* **Textauszug**:

<<<<

Düsseldorf stoppt Opern-Neubau: Bürgermeister Keller setzt auf Sanierung statt Milliardenprojekt
Slavko HartungDüsseldorf stoppt Opern-Neubau: Bürgermeister Keller setzt auf Sanierung statt Milliardenprojekt
Düsseldorfs Pläne für ein neues Opernhaus sind vom Tisch – Bürgermeister Stephan Keller (CDU) stoppt das Vorhaben. Die Entscheidung fällt nach stark gestiegenen Kosten und einem angespannten Haushalt, die das Projekt undurchführbar machten. Die Kehrtwende löst gemischte Reaktionen bei politischen Parteien und Kulturverantwortlichen aus.
Das ursprünglich veranschlagte Budget von einer Milliarde Euro für den Neubau war nicht mehr haltbar. Angesichts eines Haushaltsdefizits von rund 470 Millionen Euro kündigte Keller den Stopp an und versprach stattdessen eine Sanierung des bestehenden Gebäudes an der Heinrich-Heine-Allee.
Die Deutsche Oper am Rhein zeigte sich überrascht. Geschäftsführerin Alexandra Stampler-Brown nannte die Nachricht einen „Schock“ für die Institution. Die politischen Reaktionen fielen dagegen höchst unterschiedlich aus.

>>>>

* **Gezeigte Datensätze**:
<<<<

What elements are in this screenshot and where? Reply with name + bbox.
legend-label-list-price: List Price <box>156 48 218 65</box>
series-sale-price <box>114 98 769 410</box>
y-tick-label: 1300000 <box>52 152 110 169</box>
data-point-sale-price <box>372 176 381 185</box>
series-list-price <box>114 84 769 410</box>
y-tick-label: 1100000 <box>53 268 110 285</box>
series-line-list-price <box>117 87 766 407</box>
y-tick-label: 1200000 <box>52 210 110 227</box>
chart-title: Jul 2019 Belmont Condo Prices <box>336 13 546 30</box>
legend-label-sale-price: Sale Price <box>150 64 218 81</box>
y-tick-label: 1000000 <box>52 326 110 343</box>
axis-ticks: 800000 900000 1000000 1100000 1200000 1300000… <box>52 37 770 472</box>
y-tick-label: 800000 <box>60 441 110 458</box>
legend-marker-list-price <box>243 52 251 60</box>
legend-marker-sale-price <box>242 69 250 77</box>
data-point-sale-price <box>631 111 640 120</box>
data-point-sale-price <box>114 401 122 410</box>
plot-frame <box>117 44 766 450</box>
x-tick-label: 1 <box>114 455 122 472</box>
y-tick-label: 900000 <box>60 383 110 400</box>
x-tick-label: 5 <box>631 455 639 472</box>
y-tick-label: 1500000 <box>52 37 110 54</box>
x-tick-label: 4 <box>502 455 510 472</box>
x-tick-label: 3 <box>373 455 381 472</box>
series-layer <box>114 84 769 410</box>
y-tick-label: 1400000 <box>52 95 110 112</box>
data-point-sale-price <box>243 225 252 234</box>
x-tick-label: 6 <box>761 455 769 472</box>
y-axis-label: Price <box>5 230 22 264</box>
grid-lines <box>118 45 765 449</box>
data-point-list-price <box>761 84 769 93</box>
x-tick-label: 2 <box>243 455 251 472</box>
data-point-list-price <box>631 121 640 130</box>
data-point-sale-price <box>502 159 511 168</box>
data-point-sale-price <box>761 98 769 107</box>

>>>>

* **Aufgabe 1**: Gib die Passage aus dem Textauszug wortgetreu wieder, die mit den Worten „Das ursprünglich veranschlagte“ beginnt und mit „höchst unterschiedlich aus.“ schließt.
* **Aufgabe 2**: Welches Budget war laut Textauszug ursprünglich für den Opern-Neubau veranschlagt?
Die Datensätze sind eigenständiges Material ohne Bezug zum Textauszug.

* **Antwortfeld 1**:
Das ursprünglich veranschlagte Budget von einer Milliarde Euro für den Neubau war nicht mehr haltbar. Angesichts eines Haushaltsdefizits von rund 470 Millionen Euro kündigte Keller den Stopp an und versprach stattdessen eine Sanierung des bestehenden Gebäudes an der Heinrich-Heine-Allee.
Die Deutsche Oper am Rhein zeigte sich überrascht. Geschäftsführerin Alexandra Stampler-Brown nannte die Nachricht einen „Schock“ für die Institution. Die politischen Reaktionen fielen dagegen höchst unterschiedlich aus.

* **Antwortfeld 2**: Eine Milliarde Euro.